>> begin SOURCE DOCUMENT

In my case, it was simply a case of thinking through what would happen: It was easy to dramatically think about it in terms of “total failure” at this point. Don’t! Remember to be rational: In the worst case scenario, I would have spent a year or two taking time “out”, learning a new language, making friends and living in a place I like – before doing something else. Doesn’t sound quite so bad now, does it?
In the best case scenario… I will achieve all my goals, make my vision reality and live the life I want to live. Taking it like that meant that even in the worst case scenario I was still gaining from making the changes – so there was really no need to hold back.

– Give yourself some easy wins
Remember the planning tips from the “Lists and SWIPES: Getting towards a clear vision and designing goals” post?  … here those plans came in particularly handy: Because the tools allowed me to visualise and work on “easy wins” first, which meant I started moving towards my goal, I managed to gain more confidence. In fact, some of those wins can really boost your confidence.

>> end SOURCE DOCUMENT

EXERCISE DIRECTIONS –
From the passage on weighing worst and best cases, duplicate word for word the part that opens with the words containing "In my case, it" and closes with "to hold back.". Answer using only the text above.

>> begin RECORDED INFORMATION

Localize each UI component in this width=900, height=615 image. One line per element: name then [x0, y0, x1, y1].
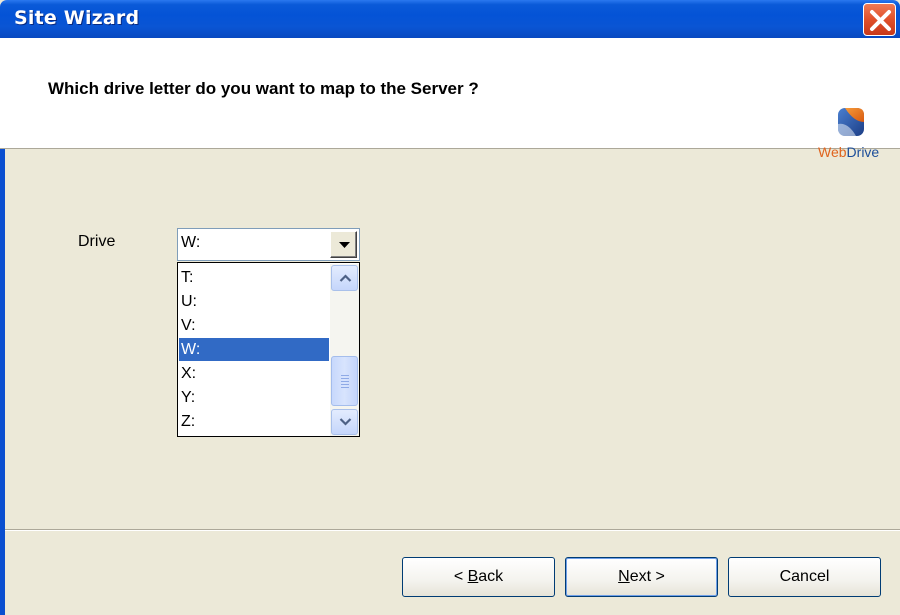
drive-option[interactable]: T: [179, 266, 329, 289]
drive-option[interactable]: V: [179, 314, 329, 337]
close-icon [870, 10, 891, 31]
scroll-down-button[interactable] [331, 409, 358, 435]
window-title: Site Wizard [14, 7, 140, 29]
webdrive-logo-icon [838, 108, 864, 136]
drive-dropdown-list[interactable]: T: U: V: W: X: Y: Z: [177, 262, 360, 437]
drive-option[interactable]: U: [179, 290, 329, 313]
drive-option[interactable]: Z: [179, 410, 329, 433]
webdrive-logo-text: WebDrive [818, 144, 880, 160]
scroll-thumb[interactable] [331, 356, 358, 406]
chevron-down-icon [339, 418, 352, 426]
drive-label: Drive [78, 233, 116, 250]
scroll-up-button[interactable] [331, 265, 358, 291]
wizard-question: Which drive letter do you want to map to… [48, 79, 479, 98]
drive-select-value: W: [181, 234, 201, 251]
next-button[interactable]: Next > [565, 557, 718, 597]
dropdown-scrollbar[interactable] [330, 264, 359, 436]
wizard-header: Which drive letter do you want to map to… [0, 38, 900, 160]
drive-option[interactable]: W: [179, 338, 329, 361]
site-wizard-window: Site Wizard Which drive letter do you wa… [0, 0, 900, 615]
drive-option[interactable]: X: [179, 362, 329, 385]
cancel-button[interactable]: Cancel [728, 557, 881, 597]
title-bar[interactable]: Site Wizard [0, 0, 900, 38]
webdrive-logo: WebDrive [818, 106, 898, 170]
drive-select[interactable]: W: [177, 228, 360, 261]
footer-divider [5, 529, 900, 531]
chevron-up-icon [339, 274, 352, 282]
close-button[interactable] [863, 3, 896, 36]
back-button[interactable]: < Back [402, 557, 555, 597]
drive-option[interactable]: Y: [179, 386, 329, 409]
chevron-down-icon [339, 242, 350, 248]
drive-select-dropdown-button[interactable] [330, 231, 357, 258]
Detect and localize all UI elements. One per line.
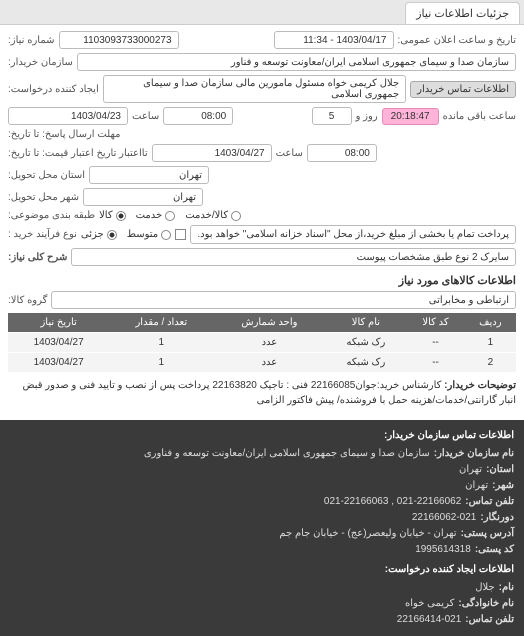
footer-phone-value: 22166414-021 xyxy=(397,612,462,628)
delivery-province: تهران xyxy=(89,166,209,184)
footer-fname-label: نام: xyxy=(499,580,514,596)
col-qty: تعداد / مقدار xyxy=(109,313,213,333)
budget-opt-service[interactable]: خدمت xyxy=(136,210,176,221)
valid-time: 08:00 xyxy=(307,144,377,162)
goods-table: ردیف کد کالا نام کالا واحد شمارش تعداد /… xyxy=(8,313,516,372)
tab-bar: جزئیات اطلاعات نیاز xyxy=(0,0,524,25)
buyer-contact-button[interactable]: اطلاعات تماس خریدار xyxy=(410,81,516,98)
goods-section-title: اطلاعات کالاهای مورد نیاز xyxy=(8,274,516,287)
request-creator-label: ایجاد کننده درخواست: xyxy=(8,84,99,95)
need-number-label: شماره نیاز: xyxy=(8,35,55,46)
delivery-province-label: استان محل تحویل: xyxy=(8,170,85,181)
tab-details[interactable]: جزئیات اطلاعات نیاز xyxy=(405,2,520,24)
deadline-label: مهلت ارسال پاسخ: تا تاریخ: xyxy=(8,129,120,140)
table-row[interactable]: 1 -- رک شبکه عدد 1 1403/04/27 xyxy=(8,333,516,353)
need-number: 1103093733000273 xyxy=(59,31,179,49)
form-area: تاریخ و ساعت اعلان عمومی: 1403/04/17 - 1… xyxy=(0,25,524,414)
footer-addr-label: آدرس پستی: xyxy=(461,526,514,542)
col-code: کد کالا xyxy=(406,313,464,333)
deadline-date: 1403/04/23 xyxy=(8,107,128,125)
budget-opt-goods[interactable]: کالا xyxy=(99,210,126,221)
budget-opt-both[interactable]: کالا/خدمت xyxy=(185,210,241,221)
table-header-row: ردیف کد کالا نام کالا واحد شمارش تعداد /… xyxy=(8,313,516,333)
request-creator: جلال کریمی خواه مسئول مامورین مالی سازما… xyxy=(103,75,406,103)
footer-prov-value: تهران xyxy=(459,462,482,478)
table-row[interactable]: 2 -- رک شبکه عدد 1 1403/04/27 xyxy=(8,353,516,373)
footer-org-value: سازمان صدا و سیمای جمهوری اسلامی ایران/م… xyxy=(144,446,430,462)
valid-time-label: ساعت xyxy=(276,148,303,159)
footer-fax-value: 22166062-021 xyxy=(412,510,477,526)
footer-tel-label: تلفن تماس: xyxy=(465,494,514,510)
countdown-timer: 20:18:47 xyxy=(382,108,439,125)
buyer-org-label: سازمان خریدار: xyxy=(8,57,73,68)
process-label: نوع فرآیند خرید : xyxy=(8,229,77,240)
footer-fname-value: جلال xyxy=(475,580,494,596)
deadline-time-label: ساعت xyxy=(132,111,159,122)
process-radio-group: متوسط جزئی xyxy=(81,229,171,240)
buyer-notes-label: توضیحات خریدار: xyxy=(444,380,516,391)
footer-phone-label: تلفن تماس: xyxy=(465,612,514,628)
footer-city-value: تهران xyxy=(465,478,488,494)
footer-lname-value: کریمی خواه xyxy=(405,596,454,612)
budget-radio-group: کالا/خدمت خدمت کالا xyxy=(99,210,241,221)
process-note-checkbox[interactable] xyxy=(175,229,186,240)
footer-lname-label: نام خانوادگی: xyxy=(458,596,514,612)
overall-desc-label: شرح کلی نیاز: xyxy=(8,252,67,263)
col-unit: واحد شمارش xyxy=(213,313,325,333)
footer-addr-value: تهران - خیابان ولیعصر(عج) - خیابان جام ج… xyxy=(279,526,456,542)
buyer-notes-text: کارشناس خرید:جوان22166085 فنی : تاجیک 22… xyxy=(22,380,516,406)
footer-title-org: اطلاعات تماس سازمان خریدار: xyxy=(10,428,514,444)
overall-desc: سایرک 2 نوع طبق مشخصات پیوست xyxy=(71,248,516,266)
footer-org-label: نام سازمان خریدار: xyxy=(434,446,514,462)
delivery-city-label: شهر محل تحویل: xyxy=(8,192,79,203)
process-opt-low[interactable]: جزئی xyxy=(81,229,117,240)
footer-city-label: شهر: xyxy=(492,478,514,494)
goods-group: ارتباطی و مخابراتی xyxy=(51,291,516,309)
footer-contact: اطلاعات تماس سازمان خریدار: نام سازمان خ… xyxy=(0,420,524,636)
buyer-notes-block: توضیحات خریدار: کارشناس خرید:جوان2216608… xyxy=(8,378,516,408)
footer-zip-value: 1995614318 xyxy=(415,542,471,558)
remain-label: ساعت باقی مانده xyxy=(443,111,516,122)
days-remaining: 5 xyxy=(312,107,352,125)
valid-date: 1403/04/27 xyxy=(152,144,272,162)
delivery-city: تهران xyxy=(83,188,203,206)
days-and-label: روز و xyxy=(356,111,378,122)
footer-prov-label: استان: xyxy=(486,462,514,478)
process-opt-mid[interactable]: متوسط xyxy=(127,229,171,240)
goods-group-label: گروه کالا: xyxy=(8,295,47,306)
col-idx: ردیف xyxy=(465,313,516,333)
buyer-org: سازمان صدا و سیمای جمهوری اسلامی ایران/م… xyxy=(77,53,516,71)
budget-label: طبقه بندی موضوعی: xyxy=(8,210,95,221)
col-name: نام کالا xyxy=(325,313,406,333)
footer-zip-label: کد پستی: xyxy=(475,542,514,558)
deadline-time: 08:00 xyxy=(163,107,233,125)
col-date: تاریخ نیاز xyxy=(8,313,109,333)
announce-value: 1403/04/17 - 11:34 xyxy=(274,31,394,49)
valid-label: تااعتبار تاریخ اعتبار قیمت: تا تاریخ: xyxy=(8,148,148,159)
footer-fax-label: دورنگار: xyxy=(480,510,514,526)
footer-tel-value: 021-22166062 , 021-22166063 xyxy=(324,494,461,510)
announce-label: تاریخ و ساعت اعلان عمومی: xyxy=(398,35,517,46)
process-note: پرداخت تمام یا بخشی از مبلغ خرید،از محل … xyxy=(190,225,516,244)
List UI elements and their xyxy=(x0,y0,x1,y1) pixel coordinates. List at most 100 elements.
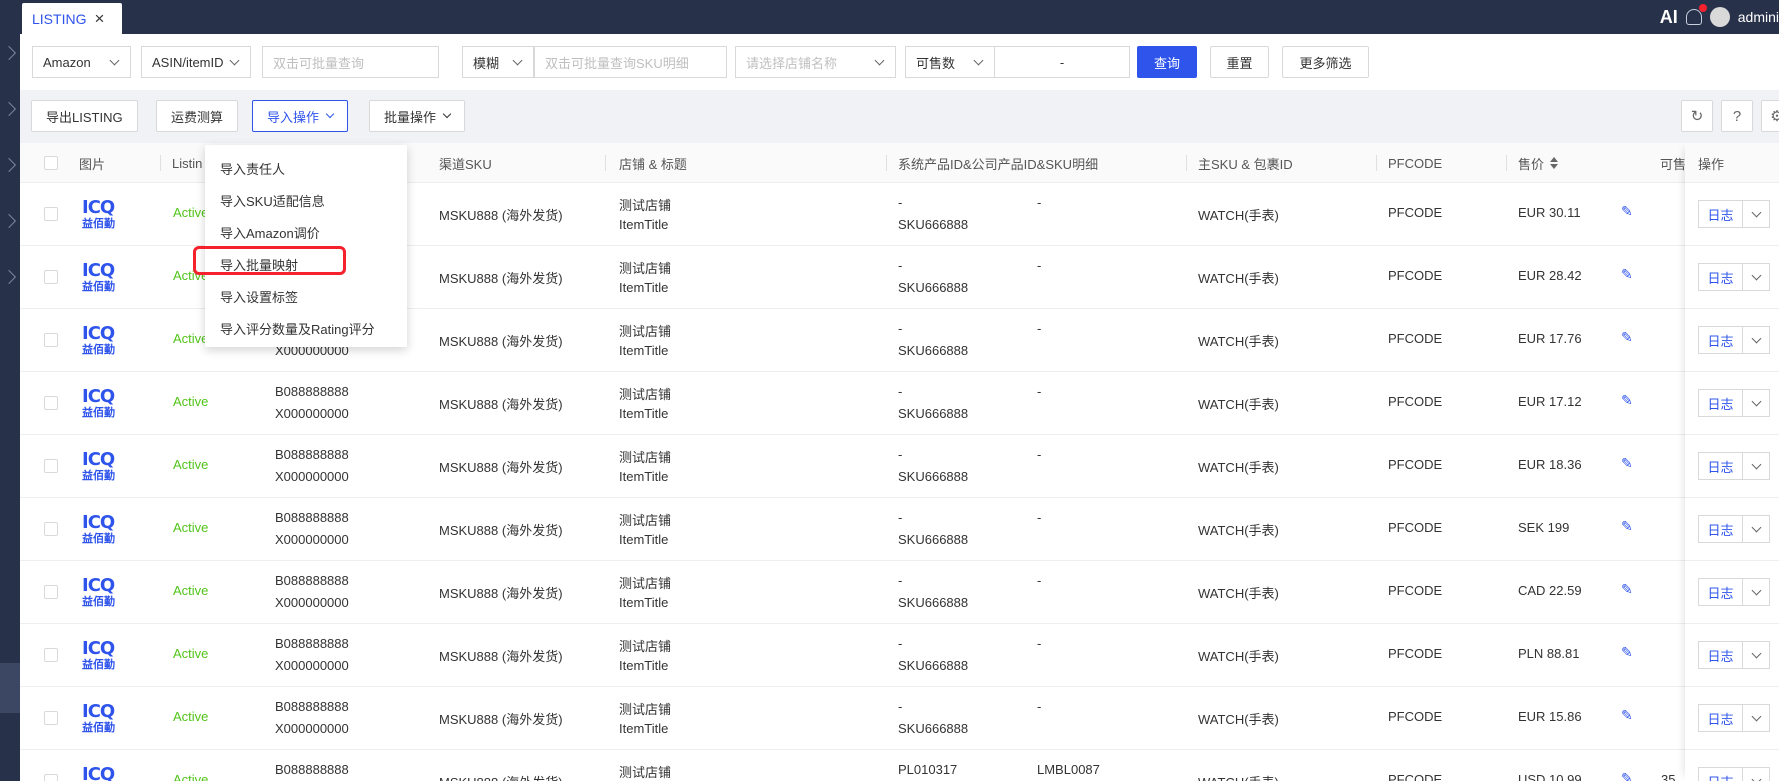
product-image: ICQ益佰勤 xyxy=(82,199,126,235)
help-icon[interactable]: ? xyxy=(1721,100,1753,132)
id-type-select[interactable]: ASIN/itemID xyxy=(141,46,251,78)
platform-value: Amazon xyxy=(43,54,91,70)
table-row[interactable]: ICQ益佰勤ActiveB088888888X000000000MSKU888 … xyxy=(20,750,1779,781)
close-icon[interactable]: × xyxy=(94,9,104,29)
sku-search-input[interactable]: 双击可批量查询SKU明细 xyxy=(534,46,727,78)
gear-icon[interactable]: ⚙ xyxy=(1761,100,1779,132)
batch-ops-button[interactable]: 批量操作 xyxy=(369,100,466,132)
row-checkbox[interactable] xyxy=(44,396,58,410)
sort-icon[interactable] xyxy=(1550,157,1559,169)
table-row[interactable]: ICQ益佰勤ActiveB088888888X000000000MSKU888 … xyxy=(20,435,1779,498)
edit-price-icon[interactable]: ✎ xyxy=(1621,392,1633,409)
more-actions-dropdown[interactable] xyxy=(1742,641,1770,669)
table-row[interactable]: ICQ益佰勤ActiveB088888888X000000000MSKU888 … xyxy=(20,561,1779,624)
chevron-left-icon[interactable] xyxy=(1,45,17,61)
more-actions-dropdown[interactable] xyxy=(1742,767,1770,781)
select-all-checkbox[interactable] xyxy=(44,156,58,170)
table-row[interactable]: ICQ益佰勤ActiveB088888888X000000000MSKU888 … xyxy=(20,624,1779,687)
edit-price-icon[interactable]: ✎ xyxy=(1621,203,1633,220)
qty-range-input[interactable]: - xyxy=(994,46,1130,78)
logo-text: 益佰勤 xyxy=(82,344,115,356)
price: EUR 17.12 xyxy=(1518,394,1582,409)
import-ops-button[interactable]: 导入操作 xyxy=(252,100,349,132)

>> end RECORDED INFORMATION

RESPONSE TO THIS TASK –
In my case, it was simply a case of thinking through what would happen: It was easy to dramatically think about it in terms of “total failure” at this point. Don’t! Remember to be rational: In the worst case scenario, I would have spent a year or two taking time “out”, learning a new language, making friends and living in a place I like – before doing something else. Doesn’t sound quite so bad now, does it?
In the best case scenario… I will achieve all my goals, make my vision reality and live the life I want to live. Taking it like that meant that even in the worst case scenario I was still gaining from making the changes – so there was really no need to hold back.